> **WHAT THE EXERCISE ASKS**:
Write out each line exactly as given. Leave the pictures out of your copy.

> **ITEMS**:
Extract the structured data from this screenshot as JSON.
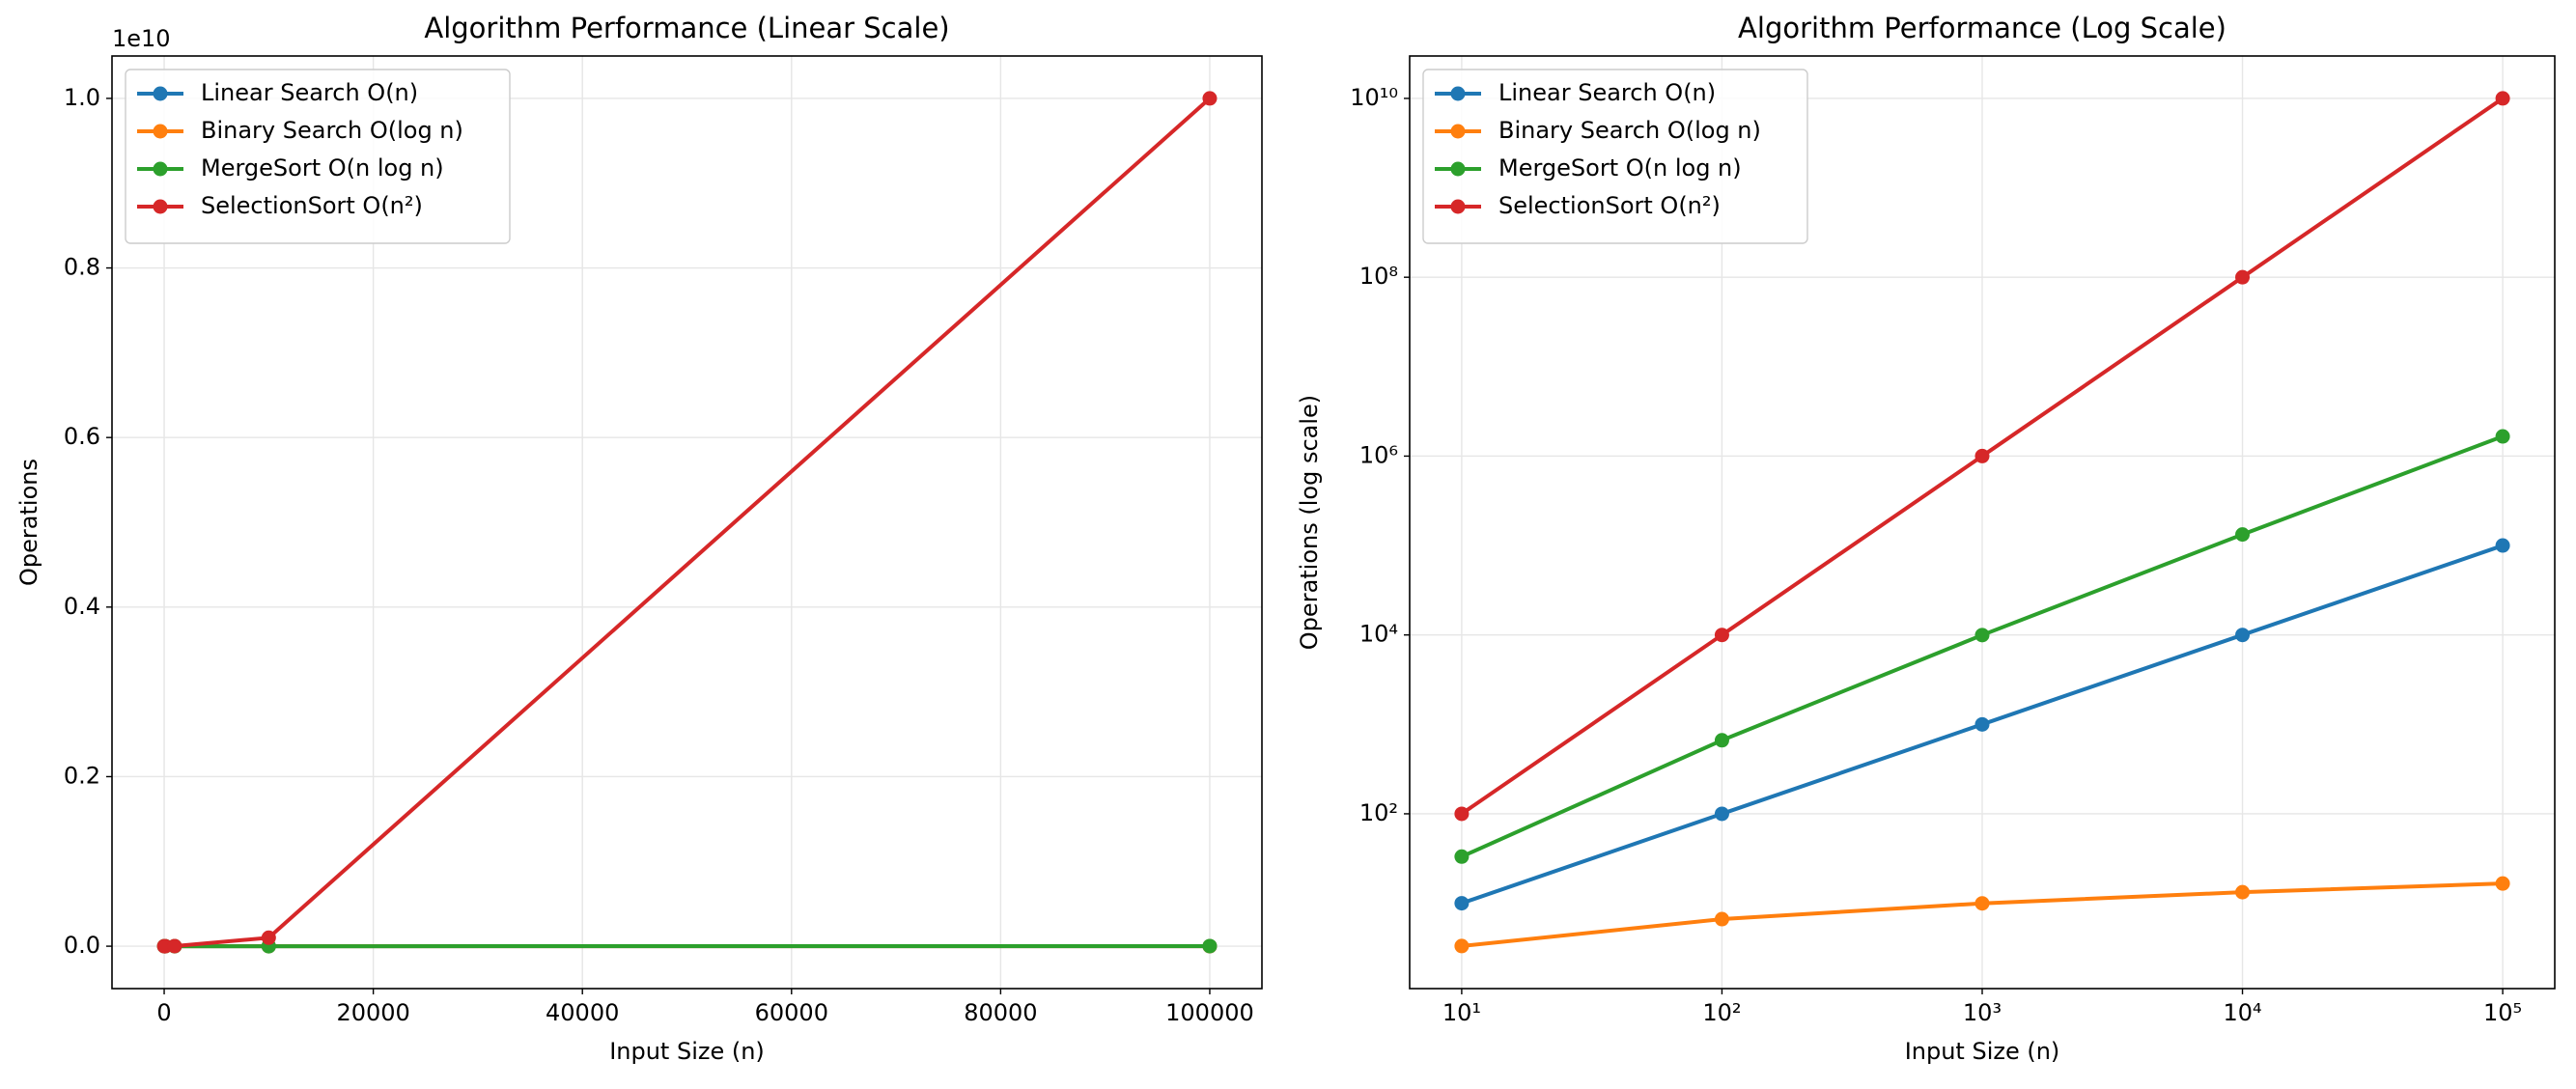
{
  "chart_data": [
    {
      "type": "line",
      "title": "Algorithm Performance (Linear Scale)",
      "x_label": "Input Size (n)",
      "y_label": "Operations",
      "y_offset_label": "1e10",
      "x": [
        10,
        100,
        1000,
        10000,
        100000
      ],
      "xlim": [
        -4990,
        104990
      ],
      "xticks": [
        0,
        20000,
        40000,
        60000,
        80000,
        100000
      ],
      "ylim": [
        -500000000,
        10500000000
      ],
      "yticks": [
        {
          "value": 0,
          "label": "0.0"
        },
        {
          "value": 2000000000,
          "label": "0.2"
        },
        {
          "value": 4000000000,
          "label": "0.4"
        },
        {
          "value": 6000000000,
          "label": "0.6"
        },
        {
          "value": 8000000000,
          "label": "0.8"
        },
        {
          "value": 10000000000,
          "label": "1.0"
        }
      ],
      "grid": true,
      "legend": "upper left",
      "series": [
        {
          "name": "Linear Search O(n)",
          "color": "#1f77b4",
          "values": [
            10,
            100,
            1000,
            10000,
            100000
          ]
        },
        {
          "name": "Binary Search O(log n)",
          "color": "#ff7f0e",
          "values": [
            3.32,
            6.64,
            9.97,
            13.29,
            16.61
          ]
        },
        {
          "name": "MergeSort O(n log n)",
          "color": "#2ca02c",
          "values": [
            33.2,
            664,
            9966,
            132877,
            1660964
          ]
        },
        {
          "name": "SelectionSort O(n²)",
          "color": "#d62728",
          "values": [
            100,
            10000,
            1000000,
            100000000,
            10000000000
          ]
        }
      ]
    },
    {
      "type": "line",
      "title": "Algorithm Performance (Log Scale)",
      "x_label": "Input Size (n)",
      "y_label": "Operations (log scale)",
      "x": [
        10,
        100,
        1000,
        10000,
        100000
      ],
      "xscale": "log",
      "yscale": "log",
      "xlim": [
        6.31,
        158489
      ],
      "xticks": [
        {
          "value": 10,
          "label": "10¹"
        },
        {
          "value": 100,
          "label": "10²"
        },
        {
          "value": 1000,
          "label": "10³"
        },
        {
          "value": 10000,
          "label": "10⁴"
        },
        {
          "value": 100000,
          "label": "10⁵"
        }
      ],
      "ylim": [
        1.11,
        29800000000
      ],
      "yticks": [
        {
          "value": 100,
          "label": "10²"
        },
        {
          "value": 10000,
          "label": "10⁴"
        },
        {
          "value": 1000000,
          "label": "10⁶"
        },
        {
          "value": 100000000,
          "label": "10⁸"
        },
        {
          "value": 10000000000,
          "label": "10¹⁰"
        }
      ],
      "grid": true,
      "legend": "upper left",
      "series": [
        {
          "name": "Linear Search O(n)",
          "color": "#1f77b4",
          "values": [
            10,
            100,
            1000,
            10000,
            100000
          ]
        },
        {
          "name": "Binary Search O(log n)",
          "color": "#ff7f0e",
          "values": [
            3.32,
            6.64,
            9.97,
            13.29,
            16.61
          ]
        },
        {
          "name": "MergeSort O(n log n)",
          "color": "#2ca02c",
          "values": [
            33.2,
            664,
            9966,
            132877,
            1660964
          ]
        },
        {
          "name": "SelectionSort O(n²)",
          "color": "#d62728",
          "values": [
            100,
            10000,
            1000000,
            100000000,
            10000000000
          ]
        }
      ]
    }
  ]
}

> **CORRECT ANSWER**:
Extract the structured data from this screenshot as JSON.
{
  "chart_data": [
    {
      "type": "line",
      "title": "Algorithm Performance (Linear Scale)",
      "x_label": "Input Size (n)",
      "y_label": "Operations",
      "y_offset_label": "1e10",
      "x": [
        10,
        100,
        1000,
        10000,
        100000
      ],
      "xlim": [
        -4990,
        104990
      ],
      "xticks": [
        0,
        20000,
        40000,
        60000,
        80000,
        100000
      ],
      "ylim": [
        -500000000,
        10500000000
      ],
      "yticks": [
        {
          "value": 0,
          "label": "0.0"
        },
        {
          "value": 2000000000,
          "label": "0.2"
        },
        {
          "value": 4000000000,
          "label": "0.4"
        },
        {
          "value": 6000000000,
          "label": "0.6"
        },
        {
          "value": 8000000000,
          "label": "0.8"
        },
        {
          "value": 10000000000,
          "label": "1.0"
        }
      ],
      "grid": true,
      "legend": "upper left",
      "series": [
        {
          "name": "Linear Search O(n)",
          "color": "#1f77b4",
          "values": [
            10,
            100,
            1000,
            10000,
            100000
          ]
        },
        {
          "name": "Binary Search O(log n)",
          "color": "#ff7f0e",
          "values": [
            3.32,
            6.64,
            9.97,
            13.29,
            16.61
          ]
        },
        {
          "name": "MergeSort O(n log n)",
          "color": "#2ca02c",
          "values": [
            33.2,
            664,
            9966,
            132877,
            1660964
          ]
        },
        {
          "name": "SelectionSort O(n²)",
          "color": "#d62728",
          "values": [
            100,
            10000,
            1000000,
            100000000,
            10000000000
          ]
        }
      ]
    },
    {
      "type": "line",
      "title": "Algorithm Performance (Log Scale)",
      "x_label": "Input Size (n)",
      "y_label": "Operations (log scale)",
      "x": [
        10,
        100,
        1000,
        10000,
        100000
      ],
      "xscale": "log",
      "yscale": "log",
      "xlim": [
        6.31,
        158489
      ],
      "xticks": [
        {
          "value": 10,
          "label": "10¹"
        },
        {
          "value": 100,
          "label": "10²"
        },
        {
          "value": 1000,
          "label": "10³"
        },
        {
          "value": 10000,
          "label": "10⁴"
        },
        {
          "value": 100000,
          "label": "10⁵"
        }
      ],
      "ylim": [
        1.11,
        29800000000
      ],
      "yticks": [
        {
          "value": 100,
          "label": "10²"
        },
        {
          "value": 10000,
          "label": "10⁴"
        },
        {
          "value": 1000000,
          "label": "10⁶"
        },
        {
          "value": 100000000,
          "label": "10⁸"
        },
        {
          "value": 10000000000,
          "label": "10¹⁰"
        }
      ],
      "grid": true,
      "legend": "upper left",
      "series": [
        {
          "name": "Linear Search O(n)",
          "color": "#1f77b4",
          "values": [
            10,
            100,
            1000,
            10000,
            100000
          ]
        },
        {
          "name": "Binary Search O(log n)",
          "color": "#ff7f0e",
          "values": [
            3.32,
            6.64,
            9.97,
            13.29,
            16.61
          ]
        },
        {
          "name": "MergeSort O(n log n)",
          "color": "#2ca02c",
          "values": [
            33.2,
            664,
            9966,
            132877,
            1660964
          ]
        },
        {
          "name": "SelectionSort O(n²)",
          "color": "#d62728",
          "values": [
            100,
            10000,
            1000000,
            100000000,
            10000000000
          ]
        }
      ]
    }
  ]
}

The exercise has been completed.